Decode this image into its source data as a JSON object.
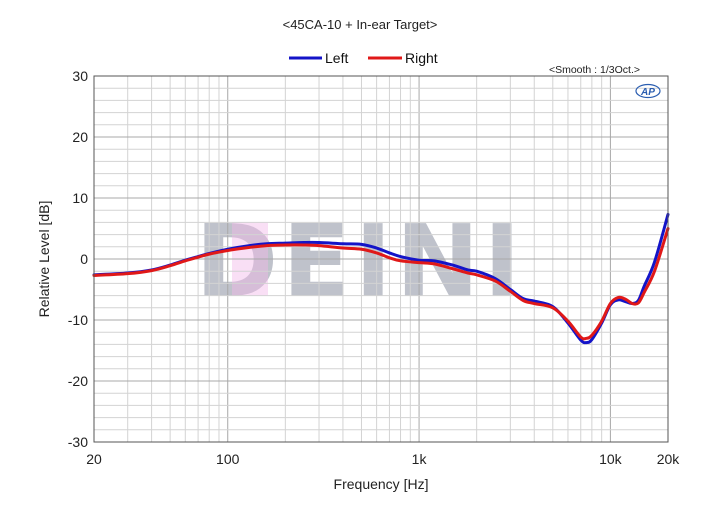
{
  "chart_data": {
    "type": "line",
    "title": "<45CA-10 + In-ear Target>",
    "annotation": "<Smooth : 1/3Oct.>",
    "logo_text": "AP",
    "watermark_text": "DEINI",
    "xlabel": "Frequency [Hz]",
    "ylabel": "Relative Level [dB]",
    "xscale": "log",
    "xlim": [
      20,
      20000
    ],
    "ylim": [
      -30,
      30
    ],
    "grid": true,
    "legend_position": "top-center",
    "x_tick_labels": [
      {
        "value": 20,
        "label": "20"
      },
      {
        "value": 100,
        "label": "100"
      },
      {
        "value": 1000,
        "label": "1k"
      },
      {
        "value": 10000,
        "label": "10k"
      },
      {
        "value": 20000,
        "label": "20k"
      }
    ],
    "y_tick_labels": [
      {
        "value": 30,
        "label": "30"
      },
      {
        "value": 20,
        "label": "20"
      },
      {
        "value": 10,
        "label": "10"
      },
      {
        "value": 0,
        "label": "0"
      },
      {
        "value": -10,
        "label": "-10"
      },
      {
        "value": -20,
        "label": "-20"
      },
      {
        "value": -30,
        "label": "-30"
      }
    ],
    "series": [
      {
        "name": "Left",
        "color": "#1414c8",
        "x": [
          20,
          30,
          40,
          50,
          60,
          70,
          80,
          100,
          130,
          160,
          200,
          250,
          300,
          400,
          500,
          600,
          700,
          800,
          1000,
          1200,
          1500,
          1800,
          2000,
          2500,
          3000,
          3500,
          4000,
          5000,
          6000,
          7000,
          7500,
          8000,
          9000,
          10000,
          11000,
          12000,
          13000,
          14000,
          15000,
          17000,
          20000
        ],
        "values": [
          -2.6,
          -2.3,
          -1.8,
          -1.0,
          -0.2,
          0.4,
          0.9,
          1.6,
          2.2,
          2.5,
          2.6,
          2.7,
          2.7,
          2.5,
          2.4,
          1.8,
          1.0,
          0.4,
          -0.2,
          -0.3,
          -1.0,
          -1.8,
          -2.0,
          -3.2,
          -5.0,
          -6.5,
          -6.9,
          -7.8,
          -10.5,
          -13.3,
          -13.7,
          -13.2,
          -10.5,
          -7.5,
          -6.7,
          -7.0,
          -7.3,
          -6.8,
          -4.5,
          -0.5,
          7.3
        ]
      },
      {
        "name": "Right",
        "color": "#e01818",
        "x": [
          20,
          30,
          40,
          50,
          60,
          70,
          80,
          100,
          130,
          160,
          200,
          250,
          300,
          400,
          500,
          600,
          700,
          800,
          1000,
          1200,
          1500,
          1800,
          2000,
          2500,
          3000,
          3500,
          4000,
          5000,
          6000,
          7000,
          7500,
          8000,
          9000,
          10000,
          11000,
          12000,
          13000,
          14000,
          15000,
          17000,
          20000
        ],
        "values": [
          -2.7,
          -2.4,
          -1.9,
          -1.1,
          -0.3,
          0.3,
          0.8,
          1.4,
          1.9,
          2.2,
          2.3,
          2.3,
          2.2,
          1.8,
          1.6,
          1.0,
          0.2,
          -0.3,
          -0.6,
          -0.8,
          -1.6,
          -2.3,
          -2.6,
          -3.6,
          -5.3,
          -6.8,
          -7.3,
          -8.0,
          -10.2,
          -12.8,
          -13.0,
          -12.5,
          -10.2,
          -7.3,
          -6.3,
          -6.6,
          -7.3,
          -7.2,
          -5.5,
          -2.0,
          5.0
        ]
      }
    ]
  }
}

^^^^

SET PROBLEM:
Using the data above, write out every line exactly, leaving the images behind.

WORKED SOLUTION:
Decode this image into its source data as a JSON object.
{
  "chart_data": {
    "type": "line",
    "title": "<45CA-10 + In-ear Target>",
    "annotation": "<Smooth : 1/3Oct.>",
    "logo_text": "AP",
    "watermark_text": "DEINI",
    "xlabel": "Frequency [Hz]",
    "ylabel": "Relative Level [dB]",
    "xscale": "log",
    "xlim": [
      20,
      20000
    ],
    "ylim": [
      -30,
      30
    ],
    "grid": true,
    "legend_position": "top-center",
    "x_tick_labels": [
      {
        "value": 20,
        "label": "20"
      },
      {
        "value": 100,
        "label": "100"
      },
      {
        "value": 1000,
        "label": "1k"
      },
      {
        "value": 10000,
        "label": "10k"
      },
      {
        "value": 20000,
        "label": "20k"
      }
    ],
    "y_tick_labels": [
      {
        "value": 30,
        "label": "30"
      },
      {
        "value": 20,
        "label": "20"
      },
      {
        "value": 10,
        "label": "10"
      },
      {
        "value": 0,
        "label": "0"
      },
      {
        "value": -10,
        "label": "-10"
      },
      {
        "value": -20,
        "label": "-20"
      },
      {
        "value": -30,
        "label": "-30"
      }
    ],
    "series": [
      {
        "name": "Left",
        "color": "#1414c8",
        "x": [
          20,
          30,
          40,
          50,
          60,
          70,
          80,
          100,
          130,
          160,
          200,
          250,
          300,
          400,
          500,
          600,
          700,
          800,
          1000,
          1200,
          1500,
          1800,
          2000,
          2500,
          3000,
          3500,
          4000,
          5000,
          6000,
          7000,
          7500,
          8000,
          9000,
          10000,
          11000,
          12000,
          13000,
          14000,
          15000,
          17000,
          20000
        ],
        "values": [
          -2.6,
          -2.3,
          -1.8,
          -1.0,
          -0.2,
          0.4,
          0.9,
          1.6,
          2.2,
          2.5,
          2.6,
          2.7,
          2.7,
          2.5,
          2.4,
          1.8,
          1.0,
          0.4,
          -0.2,
          -0.3,
          -1.0,
          -1.8,
          -2.0,
          -3.2,
          -5.0,
          -6.5,
          -6.9,
          -7.8,
          -10.5,
          -13.3,
          -13.7,
          -13.2,
          -10.5,
          -7.5,
          -6.7,
          -7.0,
          -7.3,
          -6.8,
          -4.5,
          -0.5,
          7.3
        ]
      },
      {
        "name": "Right",
        "color": "#e01818",
        "x": [
          20,
          30,
          40,
          50,
          60,
          70,
          80,
          100,
          130,
          160,
          200,
          250,
          300,
          400,
          500,
          600,
          700,
          800,
          1000,
          1200,
          1500,
          1800,
          2000,
          2500,
          3000,
          3500,
          4000,
          5000,
          6000,
          7000,
          7500,
          8000,
          9000,
          10000,
          11000,
          12000,
          13000,
          14000,
          15000,
          17000,
          20000
        ],
        "values": [
          -2.7,
          -2.4,
          -1.9,
          -1.1,
          -0.3,
          0.3,
          0.8,
          1.4,
          1.9,
          2.2,
          2.3,
          2.3,
          2.2,
          1.8,
          1.6,
          1.0,
          0.2,
          -0.3,
          -0.6,
          -0.8,
          -1.6,
          -2.3,
          -2.6,
          -3.6,
          -5.3,
          -6.8,
          -7.3,
          -8.0,
          -10.2,
          -12.8,
          -13.0,
          -12.5,
          -10.2,
          -7.3,
          -6.3,
          -6.6,
          -7.3,
          -7.2,
          -5.5,
          -2.0,
          5.0
        ]
      }
    ]
  }
}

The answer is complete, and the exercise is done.